Listed records below:
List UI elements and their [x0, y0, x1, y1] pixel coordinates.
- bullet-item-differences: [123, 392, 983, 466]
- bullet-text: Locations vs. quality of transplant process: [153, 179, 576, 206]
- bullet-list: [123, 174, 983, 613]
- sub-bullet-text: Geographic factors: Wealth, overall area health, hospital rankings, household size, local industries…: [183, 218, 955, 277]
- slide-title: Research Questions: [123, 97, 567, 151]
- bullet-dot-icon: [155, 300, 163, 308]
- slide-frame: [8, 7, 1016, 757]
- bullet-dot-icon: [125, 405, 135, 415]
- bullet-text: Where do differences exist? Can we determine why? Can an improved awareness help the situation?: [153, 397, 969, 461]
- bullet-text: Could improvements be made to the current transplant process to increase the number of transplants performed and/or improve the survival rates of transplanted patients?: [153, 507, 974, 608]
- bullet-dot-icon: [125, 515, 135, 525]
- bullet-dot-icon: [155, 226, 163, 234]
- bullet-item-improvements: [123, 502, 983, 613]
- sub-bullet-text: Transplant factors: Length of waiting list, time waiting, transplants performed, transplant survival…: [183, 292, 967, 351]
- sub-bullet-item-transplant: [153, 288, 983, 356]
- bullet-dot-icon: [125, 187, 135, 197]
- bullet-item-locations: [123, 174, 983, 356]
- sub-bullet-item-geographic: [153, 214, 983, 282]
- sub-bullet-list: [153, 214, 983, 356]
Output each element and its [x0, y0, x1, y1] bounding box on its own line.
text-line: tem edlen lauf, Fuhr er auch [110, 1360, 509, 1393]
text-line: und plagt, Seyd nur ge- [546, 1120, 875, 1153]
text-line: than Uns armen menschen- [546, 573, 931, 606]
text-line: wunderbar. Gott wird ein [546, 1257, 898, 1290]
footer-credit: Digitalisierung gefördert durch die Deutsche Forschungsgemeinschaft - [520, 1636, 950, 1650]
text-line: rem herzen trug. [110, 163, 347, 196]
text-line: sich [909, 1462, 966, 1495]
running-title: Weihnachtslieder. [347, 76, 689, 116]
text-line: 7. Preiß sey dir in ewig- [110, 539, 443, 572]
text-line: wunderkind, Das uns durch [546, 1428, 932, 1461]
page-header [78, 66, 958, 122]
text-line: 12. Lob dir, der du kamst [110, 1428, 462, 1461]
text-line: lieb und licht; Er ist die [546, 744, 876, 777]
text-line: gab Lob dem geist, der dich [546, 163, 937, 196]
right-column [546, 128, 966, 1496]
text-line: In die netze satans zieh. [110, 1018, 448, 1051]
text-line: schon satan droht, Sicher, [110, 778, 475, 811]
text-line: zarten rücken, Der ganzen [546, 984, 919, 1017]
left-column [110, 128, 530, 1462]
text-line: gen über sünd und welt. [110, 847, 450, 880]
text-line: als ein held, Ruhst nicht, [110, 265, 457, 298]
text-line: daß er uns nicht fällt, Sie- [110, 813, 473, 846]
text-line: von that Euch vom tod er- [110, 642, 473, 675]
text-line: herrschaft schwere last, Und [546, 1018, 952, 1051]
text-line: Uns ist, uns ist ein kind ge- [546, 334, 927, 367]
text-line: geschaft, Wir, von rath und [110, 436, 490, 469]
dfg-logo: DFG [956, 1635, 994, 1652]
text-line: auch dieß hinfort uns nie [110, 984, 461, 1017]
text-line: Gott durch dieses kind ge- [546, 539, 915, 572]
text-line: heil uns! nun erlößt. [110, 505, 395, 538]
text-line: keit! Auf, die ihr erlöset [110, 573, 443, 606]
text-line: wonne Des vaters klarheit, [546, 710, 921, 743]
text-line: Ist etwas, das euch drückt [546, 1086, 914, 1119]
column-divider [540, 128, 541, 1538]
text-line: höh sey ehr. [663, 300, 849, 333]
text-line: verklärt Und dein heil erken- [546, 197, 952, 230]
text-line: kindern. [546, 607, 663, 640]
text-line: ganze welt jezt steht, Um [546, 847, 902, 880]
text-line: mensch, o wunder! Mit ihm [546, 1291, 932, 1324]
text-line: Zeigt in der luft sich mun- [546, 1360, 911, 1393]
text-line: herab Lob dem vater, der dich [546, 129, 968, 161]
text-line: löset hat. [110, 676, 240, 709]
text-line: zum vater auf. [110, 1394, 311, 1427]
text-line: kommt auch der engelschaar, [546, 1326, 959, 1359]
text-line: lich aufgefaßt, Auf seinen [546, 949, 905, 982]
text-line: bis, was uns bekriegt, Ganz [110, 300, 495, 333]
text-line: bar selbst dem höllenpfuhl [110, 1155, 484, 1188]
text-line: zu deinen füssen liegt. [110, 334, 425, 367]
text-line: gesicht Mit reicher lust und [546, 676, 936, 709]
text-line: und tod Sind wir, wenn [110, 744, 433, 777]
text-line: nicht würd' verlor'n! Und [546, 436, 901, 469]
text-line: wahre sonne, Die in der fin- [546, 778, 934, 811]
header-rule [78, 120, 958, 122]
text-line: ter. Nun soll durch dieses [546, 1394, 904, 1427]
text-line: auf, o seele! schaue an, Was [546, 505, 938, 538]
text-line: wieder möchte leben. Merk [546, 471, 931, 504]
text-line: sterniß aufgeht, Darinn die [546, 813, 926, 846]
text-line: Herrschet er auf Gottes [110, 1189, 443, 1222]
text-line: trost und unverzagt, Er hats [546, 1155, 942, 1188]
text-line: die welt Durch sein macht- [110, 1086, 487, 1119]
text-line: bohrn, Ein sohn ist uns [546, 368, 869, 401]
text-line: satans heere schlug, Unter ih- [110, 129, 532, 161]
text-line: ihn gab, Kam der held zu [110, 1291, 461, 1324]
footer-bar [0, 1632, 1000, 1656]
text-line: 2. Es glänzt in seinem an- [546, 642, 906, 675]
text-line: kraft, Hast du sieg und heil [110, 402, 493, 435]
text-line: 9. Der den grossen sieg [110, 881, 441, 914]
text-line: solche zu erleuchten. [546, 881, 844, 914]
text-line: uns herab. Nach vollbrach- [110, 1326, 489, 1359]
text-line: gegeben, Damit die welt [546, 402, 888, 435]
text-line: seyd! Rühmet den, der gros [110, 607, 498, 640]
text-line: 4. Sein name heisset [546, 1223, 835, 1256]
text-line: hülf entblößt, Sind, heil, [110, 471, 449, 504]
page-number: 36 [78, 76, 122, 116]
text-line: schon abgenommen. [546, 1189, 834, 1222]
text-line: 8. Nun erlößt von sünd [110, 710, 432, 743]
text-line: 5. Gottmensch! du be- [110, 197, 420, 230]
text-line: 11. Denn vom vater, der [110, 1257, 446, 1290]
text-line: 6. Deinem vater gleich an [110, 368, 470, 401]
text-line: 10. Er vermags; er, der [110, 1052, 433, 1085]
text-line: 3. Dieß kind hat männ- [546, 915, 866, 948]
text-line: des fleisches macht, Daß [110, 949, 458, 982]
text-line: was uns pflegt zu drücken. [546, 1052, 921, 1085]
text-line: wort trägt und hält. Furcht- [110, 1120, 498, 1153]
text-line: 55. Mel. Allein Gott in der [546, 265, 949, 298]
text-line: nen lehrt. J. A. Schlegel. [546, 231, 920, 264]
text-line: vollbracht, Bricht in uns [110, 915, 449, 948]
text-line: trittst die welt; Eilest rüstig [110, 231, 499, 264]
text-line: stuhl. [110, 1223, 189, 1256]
End of Listed records.
Report how many lines of the data hold the string "footer"; give only the number.

2